## begin Excerpted data

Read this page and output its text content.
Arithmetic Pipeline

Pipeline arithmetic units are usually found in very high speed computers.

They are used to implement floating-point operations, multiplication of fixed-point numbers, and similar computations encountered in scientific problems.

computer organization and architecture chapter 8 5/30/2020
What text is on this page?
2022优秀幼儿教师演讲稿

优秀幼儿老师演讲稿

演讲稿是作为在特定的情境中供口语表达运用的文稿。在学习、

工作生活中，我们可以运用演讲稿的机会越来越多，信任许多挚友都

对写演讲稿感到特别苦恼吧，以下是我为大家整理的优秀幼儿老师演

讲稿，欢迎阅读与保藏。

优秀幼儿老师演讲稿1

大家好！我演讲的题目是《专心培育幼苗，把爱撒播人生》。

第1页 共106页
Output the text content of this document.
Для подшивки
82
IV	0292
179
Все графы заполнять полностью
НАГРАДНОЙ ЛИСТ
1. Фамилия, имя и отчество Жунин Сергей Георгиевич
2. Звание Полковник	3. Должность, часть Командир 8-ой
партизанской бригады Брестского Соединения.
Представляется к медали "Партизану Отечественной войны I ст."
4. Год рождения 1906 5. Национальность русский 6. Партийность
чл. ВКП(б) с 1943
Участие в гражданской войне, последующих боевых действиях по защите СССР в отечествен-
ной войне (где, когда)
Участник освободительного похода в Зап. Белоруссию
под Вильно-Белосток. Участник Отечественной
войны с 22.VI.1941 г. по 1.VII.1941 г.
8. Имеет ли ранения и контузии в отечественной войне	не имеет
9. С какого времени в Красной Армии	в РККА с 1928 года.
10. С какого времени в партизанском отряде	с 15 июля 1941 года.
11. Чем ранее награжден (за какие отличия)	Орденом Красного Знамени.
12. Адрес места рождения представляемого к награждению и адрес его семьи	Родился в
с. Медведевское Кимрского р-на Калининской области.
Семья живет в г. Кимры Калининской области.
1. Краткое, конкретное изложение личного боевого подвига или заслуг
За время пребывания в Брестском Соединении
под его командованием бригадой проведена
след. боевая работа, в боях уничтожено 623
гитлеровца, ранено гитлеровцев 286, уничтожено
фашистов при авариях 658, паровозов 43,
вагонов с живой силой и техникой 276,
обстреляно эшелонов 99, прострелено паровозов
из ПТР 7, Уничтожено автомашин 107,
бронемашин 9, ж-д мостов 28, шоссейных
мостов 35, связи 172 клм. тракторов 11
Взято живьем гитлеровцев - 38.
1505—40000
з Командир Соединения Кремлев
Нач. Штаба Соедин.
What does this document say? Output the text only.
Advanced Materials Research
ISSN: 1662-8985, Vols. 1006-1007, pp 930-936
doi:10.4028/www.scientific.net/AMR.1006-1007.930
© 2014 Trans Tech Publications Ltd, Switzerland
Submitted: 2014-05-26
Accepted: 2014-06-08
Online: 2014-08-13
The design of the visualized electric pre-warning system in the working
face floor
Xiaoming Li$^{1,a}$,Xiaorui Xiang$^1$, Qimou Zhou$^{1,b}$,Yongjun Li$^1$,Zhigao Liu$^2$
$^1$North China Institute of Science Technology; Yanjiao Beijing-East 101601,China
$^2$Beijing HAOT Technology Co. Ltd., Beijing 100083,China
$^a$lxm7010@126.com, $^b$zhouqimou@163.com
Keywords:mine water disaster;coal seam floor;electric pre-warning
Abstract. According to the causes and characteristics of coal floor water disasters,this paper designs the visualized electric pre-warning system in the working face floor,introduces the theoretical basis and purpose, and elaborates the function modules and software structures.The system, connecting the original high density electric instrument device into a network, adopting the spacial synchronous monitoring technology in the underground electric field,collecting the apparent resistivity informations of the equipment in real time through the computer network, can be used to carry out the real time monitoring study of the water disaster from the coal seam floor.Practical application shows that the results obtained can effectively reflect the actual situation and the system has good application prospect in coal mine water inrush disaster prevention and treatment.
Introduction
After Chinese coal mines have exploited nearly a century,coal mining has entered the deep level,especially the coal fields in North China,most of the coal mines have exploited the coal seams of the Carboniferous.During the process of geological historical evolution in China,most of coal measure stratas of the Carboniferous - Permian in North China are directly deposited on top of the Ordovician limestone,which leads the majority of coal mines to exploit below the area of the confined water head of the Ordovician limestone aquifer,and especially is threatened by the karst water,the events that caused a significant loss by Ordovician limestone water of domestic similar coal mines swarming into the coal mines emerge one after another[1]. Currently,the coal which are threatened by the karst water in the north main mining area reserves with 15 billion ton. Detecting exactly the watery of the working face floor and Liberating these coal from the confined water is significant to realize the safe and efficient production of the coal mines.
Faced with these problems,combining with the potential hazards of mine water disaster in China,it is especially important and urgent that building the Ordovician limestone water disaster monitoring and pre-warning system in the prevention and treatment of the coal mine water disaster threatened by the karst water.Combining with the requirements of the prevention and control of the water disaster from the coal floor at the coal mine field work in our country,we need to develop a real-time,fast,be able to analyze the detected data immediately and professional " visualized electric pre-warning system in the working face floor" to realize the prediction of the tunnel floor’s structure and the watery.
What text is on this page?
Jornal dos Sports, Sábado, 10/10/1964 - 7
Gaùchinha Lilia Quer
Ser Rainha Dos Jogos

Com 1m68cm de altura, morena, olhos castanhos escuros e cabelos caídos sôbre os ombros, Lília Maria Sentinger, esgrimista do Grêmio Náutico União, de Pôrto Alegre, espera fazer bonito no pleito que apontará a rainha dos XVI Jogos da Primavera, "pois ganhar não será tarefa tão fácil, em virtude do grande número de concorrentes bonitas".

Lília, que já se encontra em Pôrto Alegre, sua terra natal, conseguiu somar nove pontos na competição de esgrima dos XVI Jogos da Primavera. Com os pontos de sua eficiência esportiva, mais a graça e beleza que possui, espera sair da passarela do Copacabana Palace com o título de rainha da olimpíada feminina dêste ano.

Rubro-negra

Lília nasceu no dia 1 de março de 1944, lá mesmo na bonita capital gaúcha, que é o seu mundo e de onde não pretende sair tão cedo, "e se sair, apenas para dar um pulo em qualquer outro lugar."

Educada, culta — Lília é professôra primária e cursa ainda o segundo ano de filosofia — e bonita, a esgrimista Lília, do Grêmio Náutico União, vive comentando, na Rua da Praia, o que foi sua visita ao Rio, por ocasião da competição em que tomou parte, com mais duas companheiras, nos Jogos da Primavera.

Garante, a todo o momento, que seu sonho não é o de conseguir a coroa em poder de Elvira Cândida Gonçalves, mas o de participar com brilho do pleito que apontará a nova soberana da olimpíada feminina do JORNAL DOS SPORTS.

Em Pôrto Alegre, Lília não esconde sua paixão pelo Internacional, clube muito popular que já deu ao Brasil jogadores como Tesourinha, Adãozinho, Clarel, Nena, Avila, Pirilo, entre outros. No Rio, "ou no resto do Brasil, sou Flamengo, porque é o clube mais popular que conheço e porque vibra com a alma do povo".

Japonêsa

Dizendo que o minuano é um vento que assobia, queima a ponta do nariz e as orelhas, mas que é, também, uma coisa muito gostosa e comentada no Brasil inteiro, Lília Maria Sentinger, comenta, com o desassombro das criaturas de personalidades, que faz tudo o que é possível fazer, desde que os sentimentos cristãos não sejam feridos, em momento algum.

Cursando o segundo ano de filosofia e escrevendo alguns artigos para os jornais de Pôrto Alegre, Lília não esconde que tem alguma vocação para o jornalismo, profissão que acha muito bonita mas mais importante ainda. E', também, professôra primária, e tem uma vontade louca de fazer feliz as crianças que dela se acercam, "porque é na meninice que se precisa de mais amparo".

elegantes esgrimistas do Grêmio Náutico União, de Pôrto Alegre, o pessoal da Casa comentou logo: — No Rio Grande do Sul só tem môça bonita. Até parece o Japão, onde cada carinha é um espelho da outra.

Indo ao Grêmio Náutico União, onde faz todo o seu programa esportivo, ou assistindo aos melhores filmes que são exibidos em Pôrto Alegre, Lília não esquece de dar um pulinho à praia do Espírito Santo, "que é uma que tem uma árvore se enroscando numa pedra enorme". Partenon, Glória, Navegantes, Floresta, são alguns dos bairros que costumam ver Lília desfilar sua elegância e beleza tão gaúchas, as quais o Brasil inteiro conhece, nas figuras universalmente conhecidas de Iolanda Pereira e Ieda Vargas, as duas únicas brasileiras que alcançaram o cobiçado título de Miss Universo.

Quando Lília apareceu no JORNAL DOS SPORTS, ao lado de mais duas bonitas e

## end Excerpted data

Instructions to follow =>
Among the lines above, how many contain the string "scientific"? State the number alone.

Expected answer =>
2